- [Written instruction 1]:
Write out the response letter from "Form 10-K for" to "February 9, 2010)".
- [Written instruction 2]:
State whether each statement agrees with the response letter, answering yes or no and quoting the words of the letter that decide it: (a) The comment letter was dated June 15, 2010. (b) Mark P. Sullivan is the Accounting Branch Chief. (c) The Form 10-K for the fiscal year ended June 30, 2009 was amended on April 22, 2010.

- [Passage to read]:
..........

Form 10-K for the Fiscal Year Ended June 30, 2009 (Filed November 9, 2009 and amended April 22, 2010)
Form 10-Q for the Fiscal Quarter Ended December 31, 2009 (Filed February 9, 2010)
File No. 000-24786
Ladies and Gentlemen:
This letter is being filed by Aspen Technology, Inc. (the “Company”) in response to comments set forth in a letter dated June 15, 2010 from Kathleen Collins, Accounting Branch Chief of the Division of Corporation Finance of the Securities and Exchange Commission (the “SEC”), to Mark P. Sullivan, Senior Vice President and Chief Financial Officer of the Company.
For convenient reference, the Company has set forth below in italics each of the comments of the staff of the SEC set forth in the comment letter and has keyed the Company’s responses to the numbering of the comments and the headings used in the comment letter.

..........

- [Information provided]:
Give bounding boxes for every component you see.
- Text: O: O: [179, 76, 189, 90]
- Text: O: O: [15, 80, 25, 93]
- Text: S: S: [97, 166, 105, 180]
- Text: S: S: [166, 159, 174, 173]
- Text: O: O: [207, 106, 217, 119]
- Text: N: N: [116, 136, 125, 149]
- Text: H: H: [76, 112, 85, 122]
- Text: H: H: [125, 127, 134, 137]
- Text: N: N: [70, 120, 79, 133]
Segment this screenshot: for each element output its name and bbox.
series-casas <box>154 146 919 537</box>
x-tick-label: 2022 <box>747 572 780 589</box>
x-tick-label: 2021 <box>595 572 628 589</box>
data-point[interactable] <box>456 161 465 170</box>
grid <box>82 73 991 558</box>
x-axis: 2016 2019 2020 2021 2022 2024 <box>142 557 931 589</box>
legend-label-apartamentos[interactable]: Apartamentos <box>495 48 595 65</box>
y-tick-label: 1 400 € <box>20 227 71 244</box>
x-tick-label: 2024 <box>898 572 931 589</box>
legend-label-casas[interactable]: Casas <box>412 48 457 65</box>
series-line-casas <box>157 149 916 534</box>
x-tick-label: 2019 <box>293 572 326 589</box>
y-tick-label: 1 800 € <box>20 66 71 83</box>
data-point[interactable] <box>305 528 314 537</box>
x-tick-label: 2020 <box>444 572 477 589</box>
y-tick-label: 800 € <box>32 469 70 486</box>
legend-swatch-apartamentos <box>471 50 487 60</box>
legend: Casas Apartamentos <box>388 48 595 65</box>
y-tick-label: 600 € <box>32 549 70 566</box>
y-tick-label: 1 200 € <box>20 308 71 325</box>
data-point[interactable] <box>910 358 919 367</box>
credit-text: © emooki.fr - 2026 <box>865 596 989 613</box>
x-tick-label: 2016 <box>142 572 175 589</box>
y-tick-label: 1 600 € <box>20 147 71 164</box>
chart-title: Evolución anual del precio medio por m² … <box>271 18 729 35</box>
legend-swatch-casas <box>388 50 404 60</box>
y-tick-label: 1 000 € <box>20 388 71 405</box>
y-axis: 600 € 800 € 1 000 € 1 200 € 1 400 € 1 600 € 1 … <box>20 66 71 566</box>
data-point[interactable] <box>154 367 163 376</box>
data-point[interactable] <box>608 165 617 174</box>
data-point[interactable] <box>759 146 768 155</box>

..........

- [Worked answer 1]:
Form 10-K for the Fiscal Year Ended June 30, 2009 (Filed November 9, 2009 and amended April 22, 2010)
Form 10-Q for the Fiscal Quarter Ended December 31, 2009 (Filed February 9, 2010)

- [Worked answer 2]:
(a) Yes: "a letter dated June 15, 2010"
(b) No: "Kathleen Collins, Accounting Branch Chief"
(c) Yes: "amended April 22, 2010"